## What the exercise asks
Below is a block of data; give all of it again word for word.

========

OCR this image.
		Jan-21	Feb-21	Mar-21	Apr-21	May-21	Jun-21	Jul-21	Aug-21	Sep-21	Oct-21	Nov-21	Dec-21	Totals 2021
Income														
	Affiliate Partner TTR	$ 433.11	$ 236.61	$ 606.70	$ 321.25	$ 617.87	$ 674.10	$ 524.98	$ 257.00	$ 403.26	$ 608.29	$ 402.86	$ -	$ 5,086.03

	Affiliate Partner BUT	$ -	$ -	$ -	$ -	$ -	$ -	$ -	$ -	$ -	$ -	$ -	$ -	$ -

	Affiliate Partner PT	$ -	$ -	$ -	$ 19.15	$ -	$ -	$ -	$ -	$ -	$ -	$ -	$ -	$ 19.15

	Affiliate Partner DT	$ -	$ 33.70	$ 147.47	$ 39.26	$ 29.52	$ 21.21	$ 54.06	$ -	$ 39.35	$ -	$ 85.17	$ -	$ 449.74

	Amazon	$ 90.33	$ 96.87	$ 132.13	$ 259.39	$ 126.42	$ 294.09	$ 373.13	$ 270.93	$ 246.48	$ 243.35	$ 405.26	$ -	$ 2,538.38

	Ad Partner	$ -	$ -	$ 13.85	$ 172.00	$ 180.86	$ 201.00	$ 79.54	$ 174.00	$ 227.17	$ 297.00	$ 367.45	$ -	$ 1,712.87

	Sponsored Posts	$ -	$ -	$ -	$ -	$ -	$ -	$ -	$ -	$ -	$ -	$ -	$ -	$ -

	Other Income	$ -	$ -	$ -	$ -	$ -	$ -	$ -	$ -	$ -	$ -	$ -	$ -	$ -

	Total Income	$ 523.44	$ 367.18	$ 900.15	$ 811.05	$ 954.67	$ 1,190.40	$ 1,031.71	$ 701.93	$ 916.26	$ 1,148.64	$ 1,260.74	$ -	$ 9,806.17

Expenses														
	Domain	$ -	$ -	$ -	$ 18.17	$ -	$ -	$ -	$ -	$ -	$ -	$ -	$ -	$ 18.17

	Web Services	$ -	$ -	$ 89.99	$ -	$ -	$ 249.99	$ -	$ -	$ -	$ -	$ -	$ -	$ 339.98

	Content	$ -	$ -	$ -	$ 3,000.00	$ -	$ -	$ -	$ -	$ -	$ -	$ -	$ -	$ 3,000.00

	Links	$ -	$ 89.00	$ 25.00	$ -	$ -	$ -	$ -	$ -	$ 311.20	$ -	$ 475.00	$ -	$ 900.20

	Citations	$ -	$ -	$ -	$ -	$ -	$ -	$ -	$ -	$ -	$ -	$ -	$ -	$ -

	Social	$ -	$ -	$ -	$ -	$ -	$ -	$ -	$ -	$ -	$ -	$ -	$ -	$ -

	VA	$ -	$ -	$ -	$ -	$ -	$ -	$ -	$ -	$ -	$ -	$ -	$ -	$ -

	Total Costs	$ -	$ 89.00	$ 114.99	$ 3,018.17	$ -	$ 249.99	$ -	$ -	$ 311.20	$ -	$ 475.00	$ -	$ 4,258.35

========

## Result for this task
OCR this image.
		Jan-21	Feb-21	Mar-21	Apr-21	May-21	Jun-21	Jul-21	Aug-21	Sep-21	Oct-21	Nov-21	Dec-21	Totals 2021
Income														
	Affiliate Partner TTR	$ 433.11	$ 236.61	$ 606.70	$ 321.25	$ 617.87	$ 674.10	$ 524.98	$ 257.00	$ 403.26	$ 608.29	$ 402.86	$ -	$ 5,086.03

	Affiliate Partner BUT	$ -	$ -	$ -	$ -	$ -	$ -	$ -	$ -	$ -	$ -	$ -	$ -	$ -

	Affiliate Partner PT	$ -	$ -	$ -	$ 19.15	$ -	$ -	$ -	$ -	$ -	$ -	$ -	$ -	$ 19.15

	Affiliate Partner DT	$ -	$ 33.70	$ 147.47	$ 39.26	$ 29.52	$ 21.21	$ 54.06	$ -	$ 39.35	$ -	$ 85.17	$ -	$ 449.74

	Amazon	$ 90.33	$ 96.87	$ 132.13	$ 259.39	$ 126.42	$ 294.09	$ 373.13	$ 270.93	$ 246.48	$ 243.35	$ 405.26	$ -	$ 2,538.38

	Ad Partner	$ -	$ -	$ 13.85	$ 172.00	$ 180.86	$ 201.00	$ 79.54	$ 174.00	$ 227.17	$ 297.00	$ 367.45	$ -	$ 1,712.87

	Sponsored Posts	$ -	$ -	$ -	$ -	$ -	$ -	$ -	$ -	$ -	$ -	$ -	$ -	$ -

	Other Income	$ -	$ -	$ -	$ -	$ -	$ -	$ -	$ -	$ -	$ -	$ -	$ -	$ -

	Total Income	$ 523.44	$ 367.18	$ 900.15	$ 811.05	$ 954.67	$ 1,190.40	$ 1,031.71	$ 701.93	$ 916.26	$ 1,148.64	$ 1,260.74	$ -	$ 9,806.17

Expenses														
	Domain	$ -	$ -	$ -	$ 18.17	$ -	$ -	$ -	$ -	$ -	$ -	$ -	$ -	$ 18.17

	Web Services	$ -	$ -	$ 89.99	$ -	$ -	$ 249.99	$ -	$ -	$ -	$ -	$ -	$ -	$ 339.98

	Content	$ -	$ -	$ -	$ 3,000.00	$ -	$ -	$ -	$ -	$ -	$ -	$ -	$ -	$ 3,000.00

	Links	$ -	$ 89.00	$ 25.00	$ -	$ -	$ -	$ -	$ -	$ 311.20	$ -	$ 475.00	$ -	$ 900.20

	Citations	$ -	$ -	$ -	$ -	$ -	$ -	$ -	$ -	$ -	$ -	$ -	$ -	$ -

	Social	$ -	$ -	$ -	$ -	$ -	$ -	$ -	$ -	$ -	$ -	$ -	$ -	$ -

	VA	$ -	$ -	$ -	$ -	$ -	$ -	$ -	$ -	$ -	$ -	$ -	$ -	$ -

	Total Costs	$ -	$ 89.00	$ 114.99	$ 3,018.17	$ -	$ 249.99	$ -	$ -	$ 311.20	$ -	$ 475.00	$ -	$ 4,258.35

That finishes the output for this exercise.